[Start Record list]

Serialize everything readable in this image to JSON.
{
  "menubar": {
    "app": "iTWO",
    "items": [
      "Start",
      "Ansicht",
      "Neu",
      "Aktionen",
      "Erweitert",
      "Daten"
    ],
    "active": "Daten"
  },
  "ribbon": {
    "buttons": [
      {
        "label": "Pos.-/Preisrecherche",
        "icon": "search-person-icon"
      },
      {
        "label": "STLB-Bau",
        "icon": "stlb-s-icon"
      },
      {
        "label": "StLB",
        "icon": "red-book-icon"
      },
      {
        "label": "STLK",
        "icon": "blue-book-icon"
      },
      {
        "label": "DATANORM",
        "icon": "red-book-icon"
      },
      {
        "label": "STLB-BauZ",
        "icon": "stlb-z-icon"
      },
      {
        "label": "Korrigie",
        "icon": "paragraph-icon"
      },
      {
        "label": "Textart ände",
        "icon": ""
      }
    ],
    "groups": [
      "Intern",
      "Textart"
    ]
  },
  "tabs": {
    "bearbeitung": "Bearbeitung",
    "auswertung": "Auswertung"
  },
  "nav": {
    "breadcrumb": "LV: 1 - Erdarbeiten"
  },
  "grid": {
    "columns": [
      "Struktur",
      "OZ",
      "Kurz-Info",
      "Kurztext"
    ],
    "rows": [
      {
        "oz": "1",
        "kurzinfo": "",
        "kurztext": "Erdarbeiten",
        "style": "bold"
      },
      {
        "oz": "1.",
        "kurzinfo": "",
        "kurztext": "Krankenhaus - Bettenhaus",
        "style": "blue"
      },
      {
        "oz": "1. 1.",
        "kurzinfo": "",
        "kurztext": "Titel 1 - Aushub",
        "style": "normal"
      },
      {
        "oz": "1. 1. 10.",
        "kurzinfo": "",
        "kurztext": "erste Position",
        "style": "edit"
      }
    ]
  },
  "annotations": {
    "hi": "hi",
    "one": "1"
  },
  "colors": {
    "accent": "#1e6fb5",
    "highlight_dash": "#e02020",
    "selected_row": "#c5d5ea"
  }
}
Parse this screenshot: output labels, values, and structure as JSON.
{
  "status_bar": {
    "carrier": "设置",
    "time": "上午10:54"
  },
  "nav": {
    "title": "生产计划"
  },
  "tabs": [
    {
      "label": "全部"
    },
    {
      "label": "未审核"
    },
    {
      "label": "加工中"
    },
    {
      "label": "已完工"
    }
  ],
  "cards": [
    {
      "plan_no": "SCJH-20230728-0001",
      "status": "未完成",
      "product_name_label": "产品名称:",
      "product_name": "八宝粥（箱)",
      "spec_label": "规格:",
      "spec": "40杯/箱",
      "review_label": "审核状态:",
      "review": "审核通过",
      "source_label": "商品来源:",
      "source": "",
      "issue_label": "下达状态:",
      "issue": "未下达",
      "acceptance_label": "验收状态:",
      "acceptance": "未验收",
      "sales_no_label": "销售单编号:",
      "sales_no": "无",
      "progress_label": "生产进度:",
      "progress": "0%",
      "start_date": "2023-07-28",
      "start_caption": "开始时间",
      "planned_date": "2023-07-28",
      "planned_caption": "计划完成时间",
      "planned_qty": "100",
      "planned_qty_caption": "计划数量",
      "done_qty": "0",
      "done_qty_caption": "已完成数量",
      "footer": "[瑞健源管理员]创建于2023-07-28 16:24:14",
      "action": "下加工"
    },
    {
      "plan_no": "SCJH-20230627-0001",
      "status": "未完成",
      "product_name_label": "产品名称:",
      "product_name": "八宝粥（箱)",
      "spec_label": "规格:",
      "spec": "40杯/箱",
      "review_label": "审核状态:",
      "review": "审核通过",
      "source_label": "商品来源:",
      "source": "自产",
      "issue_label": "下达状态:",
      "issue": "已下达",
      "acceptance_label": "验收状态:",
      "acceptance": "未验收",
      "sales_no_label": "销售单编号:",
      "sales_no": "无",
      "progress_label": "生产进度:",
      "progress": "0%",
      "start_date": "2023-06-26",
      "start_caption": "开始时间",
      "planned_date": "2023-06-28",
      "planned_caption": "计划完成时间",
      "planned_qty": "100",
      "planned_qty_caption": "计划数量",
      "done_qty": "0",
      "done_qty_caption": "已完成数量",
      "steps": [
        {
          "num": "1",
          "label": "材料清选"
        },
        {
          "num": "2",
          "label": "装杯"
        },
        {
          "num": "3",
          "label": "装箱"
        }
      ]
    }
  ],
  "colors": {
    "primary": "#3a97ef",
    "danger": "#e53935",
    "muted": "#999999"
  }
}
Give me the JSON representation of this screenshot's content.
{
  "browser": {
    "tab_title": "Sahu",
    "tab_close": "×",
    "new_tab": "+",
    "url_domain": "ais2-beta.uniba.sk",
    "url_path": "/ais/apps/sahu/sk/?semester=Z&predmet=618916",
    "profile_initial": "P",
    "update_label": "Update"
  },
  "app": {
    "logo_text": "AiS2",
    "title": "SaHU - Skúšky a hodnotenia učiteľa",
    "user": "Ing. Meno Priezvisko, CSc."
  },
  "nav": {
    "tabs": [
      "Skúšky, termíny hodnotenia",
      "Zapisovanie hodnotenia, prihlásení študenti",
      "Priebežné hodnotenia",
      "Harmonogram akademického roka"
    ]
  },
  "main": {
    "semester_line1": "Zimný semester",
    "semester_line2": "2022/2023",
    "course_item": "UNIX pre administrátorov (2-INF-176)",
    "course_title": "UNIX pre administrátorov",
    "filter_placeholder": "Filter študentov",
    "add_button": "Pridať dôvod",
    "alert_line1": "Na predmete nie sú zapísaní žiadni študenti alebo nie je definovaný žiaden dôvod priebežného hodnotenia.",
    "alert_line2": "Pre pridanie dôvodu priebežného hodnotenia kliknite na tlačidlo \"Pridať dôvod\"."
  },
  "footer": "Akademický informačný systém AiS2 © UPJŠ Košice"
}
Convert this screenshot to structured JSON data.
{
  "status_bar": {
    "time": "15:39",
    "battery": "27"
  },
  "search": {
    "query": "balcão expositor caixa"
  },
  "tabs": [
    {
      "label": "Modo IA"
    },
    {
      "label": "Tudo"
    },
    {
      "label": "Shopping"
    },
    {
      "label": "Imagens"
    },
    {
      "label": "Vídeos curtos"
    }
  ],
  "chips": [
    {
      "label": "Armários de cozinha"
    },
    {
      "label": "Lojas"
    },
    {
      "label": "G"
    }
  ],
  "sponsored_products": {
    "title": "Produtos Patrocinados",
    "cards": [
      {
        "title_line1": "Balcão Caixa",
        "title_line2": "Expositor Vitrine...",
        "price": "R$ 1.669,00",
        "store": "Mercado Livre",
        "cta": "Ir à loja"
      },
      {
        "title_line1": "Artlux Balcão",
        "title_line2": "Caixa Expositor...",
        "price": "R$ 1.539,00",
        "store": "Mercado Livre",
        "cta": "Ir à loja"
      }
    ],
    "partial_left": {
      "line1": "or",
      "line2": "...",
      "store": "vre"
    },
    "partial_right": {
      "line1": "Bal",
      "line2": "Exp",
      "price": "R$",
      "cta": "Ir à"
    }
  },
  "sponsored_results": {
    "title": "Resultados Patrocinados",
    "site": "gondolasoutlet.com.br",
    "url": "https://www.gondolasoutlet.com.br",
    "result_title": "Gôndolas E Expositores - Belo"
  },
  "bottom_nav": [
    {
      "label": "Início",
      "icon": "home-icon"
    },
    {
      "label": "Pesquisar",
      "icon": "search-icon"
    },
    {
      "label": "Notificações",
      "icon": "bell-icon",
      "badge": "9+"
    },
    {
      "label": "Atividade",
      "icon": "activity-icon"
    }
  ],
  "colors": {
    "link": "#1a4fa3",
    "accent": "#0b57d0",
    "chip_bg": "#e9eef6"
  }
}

[End Record list]

Gather all lines from the records above in which "Pridať" appears.

    "add_button": "Pridať dôvod",
    "alert_line2": "Pre pridanie dôvodu priebežného hodnotenia kliknite na tlačidlo \"Pridať dôvod\"."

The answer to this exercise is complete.